Extract the rows below from the first one through the line containing "panel-a-cell xyxy=(209,75,214,79)", both ends included, and reproduce each line unchanged.

--- START OF DATA FOR THE TASK ---

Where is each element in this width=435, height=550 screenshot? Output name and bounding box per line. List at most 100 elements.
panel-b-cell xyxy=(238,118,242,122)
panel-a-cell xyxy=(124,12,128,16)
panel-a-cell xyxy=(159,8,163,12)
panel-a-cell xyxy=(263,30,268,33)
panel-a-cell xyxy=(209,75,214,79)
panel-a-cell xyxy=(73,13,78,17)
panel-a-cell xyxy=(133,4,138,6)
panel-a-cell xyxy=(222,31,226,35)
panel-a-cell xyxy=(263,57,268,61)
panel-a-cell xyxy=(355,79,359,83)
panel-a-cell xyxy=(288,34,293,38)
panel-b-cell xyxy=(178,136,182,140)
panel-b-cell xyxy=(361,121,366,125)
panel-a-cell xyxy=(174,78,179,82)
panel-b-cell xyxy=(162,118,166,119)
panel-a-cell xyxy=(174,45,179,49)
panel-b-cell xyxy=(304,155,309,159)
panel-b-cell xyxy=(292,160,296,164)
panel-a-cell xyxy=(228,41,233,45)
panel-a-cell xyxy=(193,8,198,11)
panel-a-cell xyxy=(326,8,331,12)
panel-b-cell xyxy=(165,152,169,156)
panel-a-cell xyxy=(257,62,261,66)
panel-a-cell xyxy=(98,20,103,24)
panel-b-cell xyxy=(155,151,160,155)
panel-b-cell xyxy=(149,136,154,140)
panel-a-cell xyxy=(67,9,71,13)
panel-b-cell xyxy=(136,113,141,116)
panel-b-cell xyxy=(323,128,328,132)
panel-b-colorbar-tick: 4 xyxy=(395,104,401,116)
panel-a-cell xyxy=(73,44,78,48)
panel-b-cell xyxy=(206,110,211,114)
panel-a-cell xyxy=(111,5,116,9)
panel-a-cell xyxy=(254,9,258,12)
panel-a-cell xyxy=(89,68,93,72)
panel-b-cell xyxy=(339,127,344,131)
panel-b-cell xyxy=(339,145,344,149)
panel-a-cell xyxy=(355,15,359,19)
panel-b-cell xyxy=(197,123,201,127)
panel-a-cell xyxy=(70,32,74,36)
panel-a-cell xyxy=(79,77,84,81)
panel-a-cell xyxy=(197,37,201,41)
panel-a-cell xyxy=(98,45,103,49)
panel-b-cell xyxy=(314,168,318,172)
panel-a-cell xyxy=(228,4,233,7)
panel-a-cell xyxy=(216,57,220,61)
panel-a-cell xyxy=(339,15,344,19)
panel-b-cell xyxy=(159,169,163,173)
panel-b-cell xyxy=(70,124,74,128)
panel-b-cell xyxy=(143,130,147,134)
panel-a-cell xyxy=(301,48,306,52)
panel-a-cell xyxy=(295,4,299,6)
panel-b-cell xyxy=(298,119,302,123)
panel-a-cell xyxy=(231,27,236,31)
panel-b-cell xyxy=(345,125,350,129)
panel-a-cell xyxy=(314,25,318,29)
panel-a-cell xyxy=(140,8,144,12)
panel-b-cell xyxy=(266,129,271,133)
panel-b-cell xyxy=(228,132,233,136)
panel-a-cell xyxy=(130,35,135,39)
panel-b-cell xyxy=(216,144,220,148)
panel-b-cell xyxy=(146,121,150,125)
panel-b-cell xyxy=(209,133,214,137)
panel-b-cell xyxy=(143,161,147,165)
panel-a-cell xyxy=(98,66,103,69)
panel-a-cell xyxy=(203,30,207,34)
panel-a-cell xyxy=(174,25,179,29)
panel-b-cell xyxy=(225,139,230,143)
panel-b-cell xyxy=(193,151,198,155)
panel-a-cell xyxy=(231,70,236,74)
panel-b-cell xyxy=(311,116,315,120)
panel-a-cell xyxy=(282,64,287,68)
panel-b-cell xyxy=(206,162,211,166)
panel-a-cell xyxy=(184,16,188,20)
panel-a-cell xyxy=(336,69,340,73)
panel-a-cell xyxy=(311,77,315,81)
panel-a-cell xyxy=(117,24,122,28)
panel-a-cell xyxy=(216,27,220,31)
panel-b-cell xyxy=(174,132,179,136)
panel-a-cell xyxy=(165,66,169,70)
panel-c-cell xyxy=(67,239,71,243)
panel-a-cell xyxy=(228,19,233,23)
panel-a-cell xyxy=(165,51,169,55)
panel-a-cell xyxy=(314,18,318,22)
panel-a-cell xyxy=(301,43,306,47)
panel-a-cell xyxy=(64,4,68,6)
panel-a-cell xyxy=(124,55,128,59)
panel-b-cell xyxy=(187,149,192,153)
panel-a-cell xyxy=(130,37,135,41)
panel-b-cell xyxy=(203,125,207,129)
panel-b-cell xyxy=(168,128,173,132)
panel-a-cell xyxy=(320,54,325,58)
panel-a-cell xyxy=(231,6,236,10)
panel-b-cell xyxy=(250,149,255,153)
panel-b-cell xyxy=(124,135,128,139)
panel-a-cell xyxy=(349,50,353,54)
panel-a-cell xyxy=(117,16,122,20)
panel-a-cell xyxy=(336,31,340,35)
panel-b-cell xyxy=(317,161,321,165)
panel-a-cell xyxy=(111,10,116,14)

--- END OF DATA FOR THE TASK ---

TASK RESPONSE
Where is each element in this width=435, height=550 screenshot? Output name and bounding box per line. List at most 100 elements.
panel-b-cell xyxy=(238,118,242,122)
panel-a-cell xyxy=(124,12,128,16)
panel-a-cell xyxy=(159,8,163,12)
panel-a-cell xyxy=(263,30,268,33)
panel-a-cell xyxy=(209,75,214,79)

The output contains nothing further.